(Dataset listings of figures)
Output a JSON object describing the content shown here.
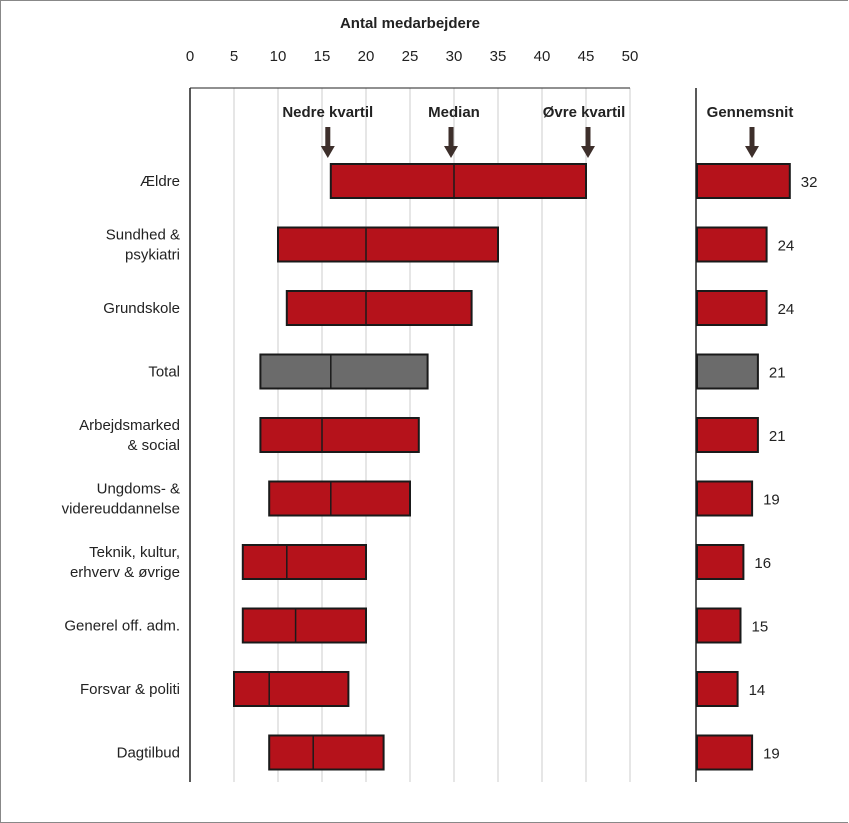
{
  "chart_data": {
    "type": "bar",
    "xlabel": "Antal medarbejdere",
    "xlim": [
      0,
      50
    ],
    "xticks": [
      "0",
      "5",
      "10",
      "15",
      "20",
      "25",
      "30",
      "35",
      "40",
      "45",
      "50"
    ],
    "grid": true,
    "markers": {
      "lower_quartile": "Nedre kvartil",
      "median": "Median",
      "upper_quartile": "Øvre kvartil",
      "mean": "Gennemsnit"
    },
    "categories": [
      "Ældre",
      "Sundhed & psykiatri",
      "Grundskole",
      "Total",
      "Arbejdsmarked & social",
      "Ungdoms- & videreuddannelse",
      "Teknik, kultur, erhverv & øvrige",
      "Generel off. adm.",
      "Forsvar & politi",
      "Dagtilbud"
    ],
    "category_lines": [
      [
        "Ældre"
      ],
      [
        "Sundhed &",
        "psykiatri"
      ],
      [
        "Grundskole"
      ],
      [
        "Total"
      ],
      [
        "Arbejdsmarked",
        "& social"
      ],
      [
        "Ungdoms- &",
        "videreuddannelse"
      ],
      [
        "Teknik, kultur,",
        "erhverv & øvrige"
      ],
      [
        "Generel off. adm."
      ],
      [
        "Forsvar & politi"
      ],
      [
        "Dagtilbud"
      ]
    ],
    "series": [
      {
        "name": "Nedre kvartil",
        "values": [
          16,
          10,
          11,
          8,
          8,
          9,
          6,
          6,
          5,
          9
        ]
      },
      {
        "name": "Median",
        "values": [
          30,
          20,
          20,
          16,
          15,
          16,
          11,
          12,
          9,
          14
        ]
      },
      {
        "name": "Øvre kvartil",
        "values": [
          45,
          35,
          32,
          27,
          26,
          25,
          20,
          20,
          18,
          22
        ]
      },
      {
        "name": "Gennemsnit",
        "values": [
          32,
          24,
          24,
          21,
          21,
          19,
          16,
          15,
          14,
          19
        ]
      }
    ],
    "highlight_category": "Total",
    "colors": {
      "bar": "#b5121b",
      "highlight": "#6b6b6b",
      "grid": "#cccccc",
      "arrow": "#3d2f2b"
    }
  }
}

**Request**
All of the records need repeating exactly, except for the pictures.

**Written solution**
Output a JSON object describing the content shown here.
{
  "chart_data": {
    "type": "bar",
    "xlabel": "Antal medarbejdere",
    "xlim": [
      0,
      50
    ],
    "xticks": [
      "0",
      "5",
      "10",
      "15",
      "20",
      "25",
      "30",
      "35",
      "40",
      "45",
      "50"
    ],
    "grid": true,
    "markers": {
      "lower_quartile": "Nedre kvartil",
      "median": "Median",
      "upper_quartile": "Øvre kvartil",
      "mean": "Gennemsnit"
    },
    "categories": [
      "Ældre",
      "Sundhed & psykiatri",
      "Grundskole",
      "Total",
      "Arbejdsmarked & social",
      "Ungdoms- & videreuddannelse",
      "Teknik, kultur, erhverv & øvrige",
      "Generel off. adm.",
      "Forsvar & politi",
      "Dagtilbud"
    ],
    "category_lines": [
      [
        "Ældre"
      ],
      [
        "Sundhed &",
        "psykiatri"
      ],
      [
        "Grundskole"
      ],
      [
        "Total"
      ],
      [
        "Arbejdsmarked",
        "& social"
      ],
      [
        "Ungdoms- &",
        "videreuddannelse"
      ],
      [
        "Teknik, kultur,",
        "erhverv & øvrige"
      ],
      [
        "Generel off. adm."
      ],
      [
        "Forsvar & politi"
      ],
      [
        "Dagtilbud"
      ]
    ],
    "series": [
      {
        "name": "Nedre kvartil",
        "values": [
          16,
          10,
          11,
          8,
          8,
          9,
          6,
          6,
          5,
          9
        ]
      },
      {
        "name": "Median",
        "values": [
          30,
          20,
          20,
          16,
          15,
          16,
          11,
          12,
          9,
          14
        ]
      },
      {
        "name": "Øvre kvartil",
        "values": [
          45,
          35,
          32,
          27,
          26,
          25,
          20,
          20,
          18,
          22
        ]
      },
      {
        "name": "Gennemsnit",
        "values": [
          32,
          24,
          24,
          21,
          21,
          19,
          16,
          15,
          14,
          19
        ]
      }
    ],
    "highlight_category": "Total",
    "colors": {
      "bar": "#b5121b",
      "highlight": "#6b6b6b",
      "grid": "#cccccc",
      "arrow": "#3d2f2b"
    }
  }
}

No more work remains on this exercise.